▼▼▼

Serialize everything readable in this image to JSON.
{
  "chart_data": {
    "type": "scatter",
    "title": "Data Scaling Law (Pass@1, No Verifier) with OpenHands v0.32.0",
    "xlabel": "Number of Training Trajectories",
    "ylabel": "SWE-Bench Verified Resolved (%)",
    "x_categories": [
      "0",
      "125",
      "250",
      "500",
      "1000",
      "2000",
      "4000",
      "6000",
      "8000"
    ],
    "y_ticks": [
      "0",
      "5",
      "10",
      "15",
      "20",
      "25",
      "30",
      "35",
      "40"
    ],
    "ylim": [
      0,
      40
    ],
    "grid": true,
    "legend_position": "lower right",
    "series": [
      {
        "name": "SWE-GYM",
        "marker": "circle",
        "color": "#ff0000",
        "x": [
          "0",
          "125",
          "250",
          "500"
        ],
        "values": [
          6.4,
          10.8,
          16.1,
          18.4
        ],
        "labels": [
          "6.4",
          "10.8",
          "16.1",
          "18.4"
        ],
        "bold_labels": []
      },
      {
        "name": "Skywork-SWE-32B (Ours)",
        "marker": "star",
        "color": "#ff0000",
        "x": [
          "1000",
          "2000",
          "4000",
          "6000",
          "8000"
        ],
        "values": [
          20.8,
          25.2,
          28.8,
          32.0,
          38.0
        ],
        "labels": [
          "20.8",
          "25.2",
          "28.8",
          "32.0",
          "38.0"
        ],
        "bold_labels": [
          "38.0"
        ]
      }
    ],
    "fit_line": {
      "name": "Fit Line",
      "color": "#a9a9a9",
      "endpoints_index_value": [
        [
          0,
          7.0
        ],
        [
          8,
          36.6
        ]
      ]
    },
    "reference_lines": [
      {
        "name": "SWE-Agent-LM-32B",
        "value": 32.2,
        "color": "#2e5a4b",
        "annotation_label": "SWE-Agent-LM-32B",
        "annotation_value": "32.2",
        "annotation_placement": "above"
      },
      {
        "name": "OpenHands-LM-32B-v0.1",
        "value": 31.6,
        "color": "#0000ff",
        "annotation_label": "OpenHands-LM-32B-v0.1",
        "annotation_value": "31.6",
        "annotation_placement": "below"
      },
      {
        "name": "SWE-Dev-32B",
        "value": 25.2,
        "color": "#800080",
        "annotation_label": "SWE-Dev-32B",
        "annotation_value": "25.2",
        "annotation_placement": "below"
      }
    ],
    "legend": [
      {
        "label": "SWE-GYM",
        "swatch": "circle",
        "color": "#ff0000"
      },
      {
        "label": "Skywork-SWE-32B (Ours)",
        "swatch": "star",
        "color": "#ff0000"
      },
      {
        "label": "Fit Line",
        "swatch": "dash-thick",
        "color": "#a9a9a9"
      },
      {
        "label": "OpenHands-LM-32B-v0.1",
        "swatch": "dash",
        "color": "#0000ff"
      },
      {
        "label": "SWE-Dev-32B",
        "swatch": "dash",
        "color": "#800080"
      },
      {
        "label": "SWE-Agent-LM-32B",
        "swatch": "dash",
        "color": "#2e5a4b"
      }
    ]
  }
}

▲▲▲

■ Goal: Looking at the entries above, say how many lines contain the word "color". Only the number is wanted.

■ Full solution: 12